### [EXERCISE TASK]
Format the records below as a numbered list, leaving out any blank lines.

++++++++++++++++++++

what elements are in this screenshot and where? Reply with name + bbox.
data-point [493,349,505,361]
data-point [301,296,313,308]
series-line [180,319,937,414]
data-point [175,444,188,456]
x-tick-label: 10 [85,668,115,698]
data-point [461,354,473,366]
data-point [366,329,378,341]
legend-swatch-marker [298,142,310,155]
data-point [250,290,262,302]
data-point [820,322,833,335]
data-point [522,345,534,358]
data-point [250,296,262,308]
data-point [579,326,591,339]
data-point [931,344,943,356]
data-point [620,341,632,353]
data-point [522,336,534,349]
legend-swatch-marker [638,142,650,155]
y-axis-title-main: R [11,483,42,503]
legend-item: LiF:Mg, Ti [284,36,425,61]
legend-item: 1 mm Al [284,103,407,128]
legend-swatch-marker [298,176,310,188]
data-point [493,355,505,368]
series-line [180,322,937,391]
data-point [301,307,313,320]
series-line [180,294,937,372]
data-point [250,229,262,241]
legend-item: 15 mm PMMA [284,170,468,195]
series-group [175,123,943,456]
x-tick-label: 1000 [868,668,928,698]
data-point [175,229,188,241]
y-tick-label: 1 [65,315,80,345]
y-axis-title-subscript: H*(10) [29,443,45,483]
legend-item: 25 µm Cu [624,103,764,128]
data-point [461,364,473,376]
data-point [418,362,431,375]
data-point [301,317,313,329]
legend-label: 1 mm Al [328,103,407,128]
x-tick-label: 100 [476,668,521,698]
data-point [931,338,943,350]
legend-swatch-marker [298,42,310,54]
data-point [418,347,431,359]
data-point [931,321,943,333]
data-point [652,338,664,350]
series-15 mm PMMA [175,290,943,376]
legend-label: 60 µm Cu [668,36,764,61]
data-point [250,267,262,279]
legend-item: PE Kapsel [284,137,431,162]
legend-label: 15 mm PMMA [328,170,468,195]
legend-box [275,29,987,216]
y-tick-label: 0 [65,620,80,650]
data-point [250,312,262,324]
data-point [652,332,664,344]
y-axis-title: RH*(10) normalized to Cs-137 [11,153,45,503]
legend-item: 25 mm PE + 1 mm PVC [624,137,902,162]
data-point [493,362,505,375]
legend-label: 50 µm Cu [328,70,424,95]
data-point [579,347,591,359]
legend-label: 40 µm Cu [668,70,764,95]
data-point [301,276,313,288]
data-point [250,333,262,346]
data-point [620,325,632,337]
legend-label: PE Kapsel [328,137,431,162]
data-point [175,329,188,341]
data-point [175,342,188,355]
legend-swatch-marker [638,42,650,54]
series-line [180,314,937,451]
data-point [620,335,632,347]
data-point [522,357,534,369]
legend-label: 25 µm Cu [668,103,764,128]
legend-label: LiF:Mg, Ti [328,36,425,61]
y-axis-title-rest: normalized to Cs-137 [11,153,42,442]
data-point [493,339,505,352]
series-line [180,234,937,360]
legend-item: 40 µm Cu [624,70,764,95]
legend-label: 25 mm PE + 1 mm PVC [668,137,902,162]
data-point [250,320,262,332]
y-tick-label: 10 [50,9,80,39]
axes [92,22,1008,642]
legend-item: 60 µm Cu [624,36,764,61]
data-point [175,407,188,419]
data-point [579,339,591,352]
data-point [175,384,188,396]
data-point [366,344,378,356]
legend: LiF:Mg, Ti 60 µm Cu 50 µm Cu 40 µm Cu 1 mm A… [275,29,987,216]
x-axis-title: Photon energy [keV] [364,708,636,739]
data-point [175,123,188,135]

++++++++++++++++++++

### [SOLVED EXERCISE]
1. what elements are in this screenshot and where? Reply with name + bbox.
2. data-point [493,349,505,361]
3. data-point [301,296,313,308]
4. series-line [180,319,937,414]
5. data-point [175,444,188,456]
6. x-tick-label: 10 [85,668,115,698]
7. data-point [461,354,473,366]
8. data-point [366,329,378,341]
9. legend-swatch-marker [298,142,310,155]
10. data-point [250,290,262,302]
11. data-point [820,322,833,335]
12. data-point [522,345,534,358]
13. data-point [250,296,262,308]
14. data-point [579,326,591,339]
15. data-point [931,344,943,356]
16. data-point [620,341,632,353]
17. data-point [522,336,534,349]
18. legend-swatch-marker [638,142,650,155]
19. y-axis-title-main: R [11,483,42,503]
20. legend-item: LiF:Mg, Ti [284,36,425,61]
21. legend-item: 1 mm Al [284,103,407,128]
22. legend-swatch-marker [298,176,310,188]
23. data-point [493,355,505,368]
24. series-line [180,322,937,391]
25. data-point [301,307,313,320]
26. series-line [180,294,937,372]
27. data-point [250,229,262,241]
28. legend-item: 15 mm PMMA [284,170,468,195]
29. series-group [175,123,943,456]
30. x-tick-label: 1000 [868,668,928,698]
31. data-point [175,229,188,241]
32. y-tick-label: 1 [65,315,80,345]
33. y-axis-title-subscript: H*(10) [29,443,45,483]
34. legend-item: 25 µm Cu [624,103,764,128]
35. data-point [461,364,473,376]
36. data-point [418,362,431,375]
37. data-point [301,317,313,329]
38. legend-label: 1 mm Al [328,103,407,128]
39. x-tick-label: 100 [476,668,521,698]
40. data-point [931,338,943,350]
41. legend-swatch-marker [298,42,310,54]
42. data-point [418,347,431,359]
43. data-point [931,321,943,333]
44. data-point [652,338,664,350]
45. series-15 mm PMMA [175,290,943,376]
46. legend-label: 60 µm Cu [668,36,764,61]
47. data-point [250,267,262,279]
48. legend-item: PE Kapsel [284,137,431,162]
49. legend-label: 15 mm PMMA [328,170,468,195]
50. legend-box [275,29,987,216]
51. y-tick-label: 0 [65,620,80,650]
52. data-point [250,312,262,324]
53. data-point [652,332,664,344]
54. y-axis-title: RH*(10) normalized to Cs-137 [11,153,45,503]
55. legend-item: 25 mm PE + 1 mm PVC [624,137,902,162]
56. data-point [493,362,505,375]
57. legend-label: 50 µm Cu [328,70,424,95]
58. data-point [579,347,591,359]
59. legend-label: 40 µm Cu [668,70,764,95]
60. data-point [301,276,313,288]
61. data-point [250,333,262,346]
62. data-point [620,325,632,337]
63. legend-label: PE Kapsel [328,137,431,162]
64. data-point [175,329,188,341]
65. data-point [175,342,188,355]
66. legend-swatch-marker [638,42,650,54]
67. series-line [180,314,937,451]
68. data-point [620,335,632,347]
69. data-point [522,357,534,369]
70. legend-label: 25 µm Cu [668,103,764,128]
71. legend-label: LiF:Mg, Ti [328,36,425,61]
72. y-axis-title-rest: normalized to Cs-137 [11,153,42,442]
73. data-point [493,339,505,352]
74. series-line [180,234,937,360]
75. legend-item: 40 µm Cu [624,70,764,95]
76. legend-label: 25 mm PE + 1 mm PVC [668,137,902,162]
77. data-point [250,320,262,332]
78. y-tick-label: 10 [50,9,80,39]
79. axes [92,22,1008,642]
80. legend-item: 60 µm Cu [624,36,764,61]
81. data-point [175,407,188,419]
82. data-point [579,339,591,352]
83. data-point [175,384,188,396]
84. data-point [366,344,378,356]
85. legend: LiF:Mg, Ti 60 µm Cu 50 µm Cu 40 µm Cu 1 mm A… [275,29,987,216]
86. x-axis-title: Photon energy [keV] [364,708,636,739]
87. data-point [175,123,188,135]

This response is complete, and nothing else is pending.